TASK DETAILS — Without including any pictures, write out the listing below exactly.
# # #
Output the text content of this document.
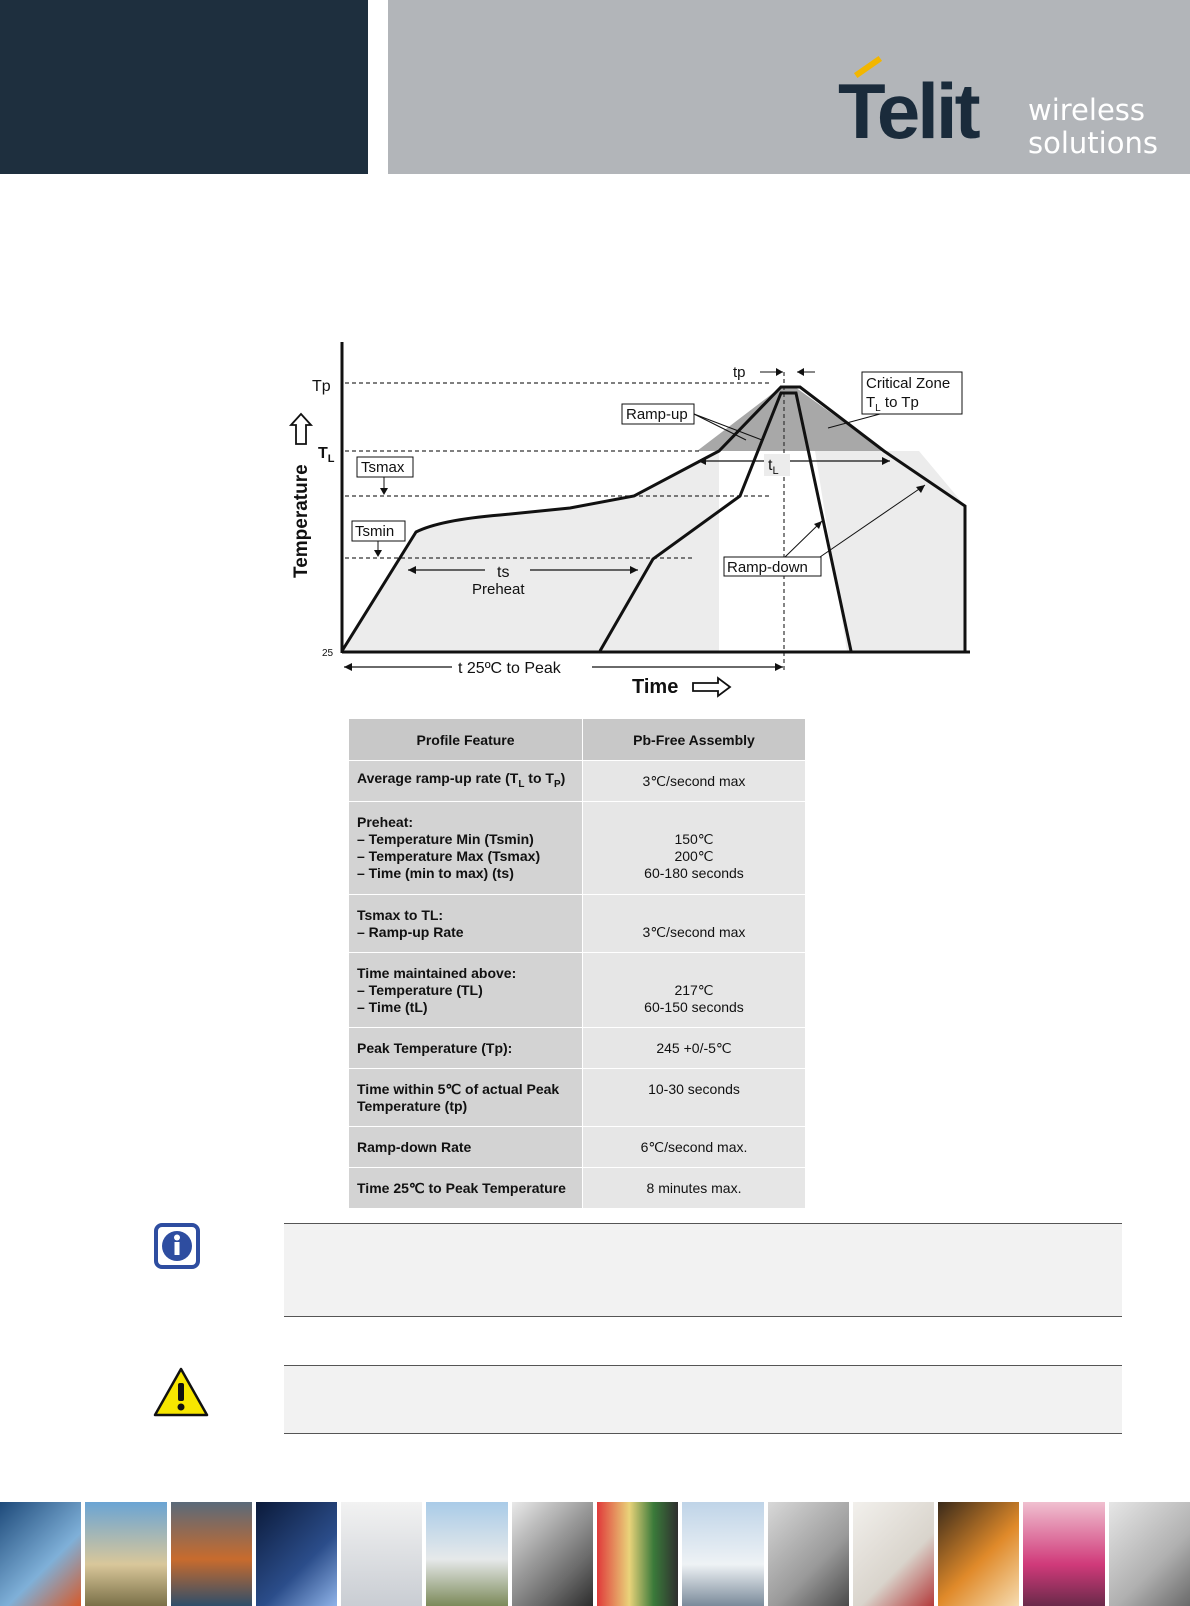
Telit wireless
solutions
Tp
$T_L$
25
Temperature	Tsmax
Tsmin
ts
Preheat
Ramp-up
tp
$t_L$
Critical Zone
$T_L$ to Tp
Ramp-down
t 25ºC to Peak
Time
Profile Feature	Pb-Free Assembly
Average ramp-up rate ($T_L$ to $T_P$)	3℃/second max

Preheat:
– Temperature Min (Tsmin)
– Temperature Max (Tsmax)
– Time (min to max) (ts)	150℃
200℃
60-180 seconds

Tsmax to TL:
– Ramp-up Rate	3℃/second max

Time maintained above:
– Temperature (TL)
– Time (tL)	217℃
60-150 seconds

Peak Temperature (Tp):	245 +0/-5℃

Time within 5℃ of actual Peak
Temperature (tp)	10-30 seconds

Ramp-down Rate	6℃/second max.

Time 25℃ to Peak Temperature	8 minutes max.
# # #
REPLY —
Output the text content of this document.
Telit wireless
solutions
Tp
$T_L$
25
Temperature	Tsmax
Tsmin
ts
Preheat
Ramp-up
tp
$t_L$
Critical Zone
$T_L$ to Tp
Ramp-down
t 25ºC to Peak
Time
Profile Feature	Pb-Free Assembly
Average ramp-up rate ($T_L$ to $T_P$)	3℃/second max

Preheat:
– Temperature Min (Tsmin)
– Temperature Max (Tsmax)
– Time (min to max) (ts)	150℃
200℃
60-180 seconds

Tsmax to TL:
– Ramp-up Rate	3℃/second max

Time maintained above:
– Temperature (TL)
– Time (tL)	217℃
60-150 seconds

Peak Temperature (Tp):	245 +0/-5℃

Time within 5℃ of actual Peak
Temperature (tp)	10-30 seconds

Ramp-down Rate	6℃/second max.

Time 25℃ to Peak Temperature	8 minutes max.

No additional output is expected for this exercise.